PROBLEM TO SOLVE ::
All the data should come back exactly as it was given.

— Start ENTRIES SUPPLIED —

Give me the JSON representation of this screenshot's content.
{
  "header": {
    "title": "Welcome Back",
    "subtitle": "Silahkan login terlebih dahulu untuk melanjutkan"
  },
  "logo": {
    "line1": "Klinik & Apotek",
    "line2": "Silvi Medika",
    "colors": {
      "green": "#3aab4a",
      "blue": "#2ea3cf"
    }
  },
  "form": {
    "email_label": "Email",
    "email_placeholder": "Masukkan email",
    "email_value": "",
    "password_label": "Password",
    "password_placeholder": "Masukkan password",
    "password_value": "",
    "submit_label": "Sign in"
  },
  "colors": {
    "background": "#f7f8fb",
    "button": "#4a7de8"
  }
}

— End ENTRIES SUPPLIED —

ANSWER TO THIS TASK ::
Give me the JSON representation of this screenshot's content.
{
  "header": {
    "title": "Welcome Back",
    "subtitle": "Silahkan login terlebih dahulu untuk melanjutkan"
  },
  "logo": {
    "line1": "Klinik & Apotek",
    "line2": "Silvi Medika",
    "colors": {
      "green": "#3aab4a",
      "blue": "#2ea3cf"
    }
  },
  "form": {
    "email_label": "Email",
    "email_placeholder": "Masukkan email",
    "email_value": "",
    "password_label": "Password",
    "password_placeholder": "Masukkan password",
    "password_value": "",
    "submit_label": "Sign in"
  },
  "colors": {
    "background": "#f7f8fb",
    "button": "#4a7de8"
  }
}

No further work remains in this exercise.